— start —

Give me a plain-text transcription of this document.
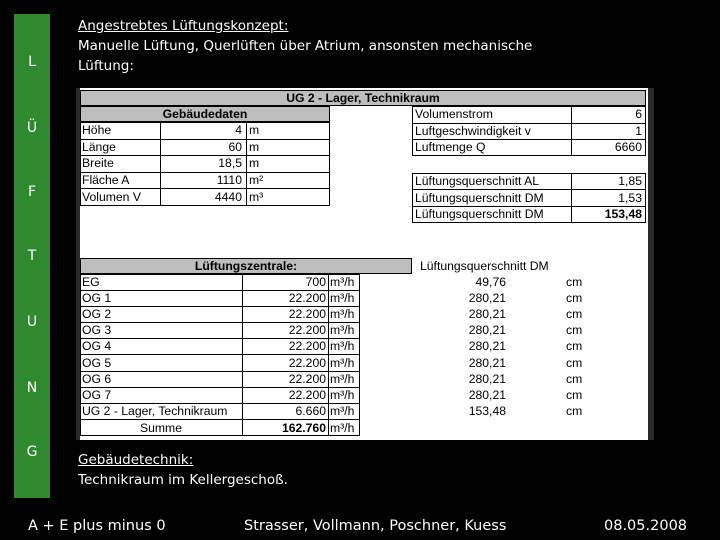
L
Ü
F
T
U
N
G
Angestrebtes Lüftungskonzept:
Manuelle Lüftung, Querlüften über Atrium, ansonsten mechanische
Lüftung:
UG 2 - Lager, Technikraum
Gebäudedaten
Höhe	4 m
Länge	60 m
Breite	18,5 m
Fläche A	1110 m²
Volumen V	4440 m³
Volumenstrom	6
Luftgeschwindigkeit v	1
Luftmenge Q	6660
Lüftungsquerschnitt AL	1,85
Lüftungsquerschnitt DM	1,53
Lüftungsquerschnitt DM	153,48
Lüftungszentrale:	Lüftungsquerschnitt DM
EG	700 m³/h	49,76	cm
OG 1	22.200 m³/h	280,21	cm
OG 2	22.200 m³/h	280,21	cm
OG 3	22.200 m³/h	280,21	cm
OG 4	22.200 m³/h	280,21	cm
OG 5	22.200 m³/h	280,21	cm
OG 6	22.200 m³/h	280,21	cm
OG 7	22.200 m³/h	280,21	cm
UG 2 - Lager, Technikraum	6.660 m³/h	153,48	cm
Summe	162.760 m³/h
Gebäudetechnik:
Technikraum im Kellergeschoß.
A + E plus minus 0	Strasser, Vollmann, Poschner, Kuess	08.05.2008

— end —

PROBLEM STATEMENT: Count every line of the material above that holds the string "Lager", then state only the total.

RESPONSE BELOW: 2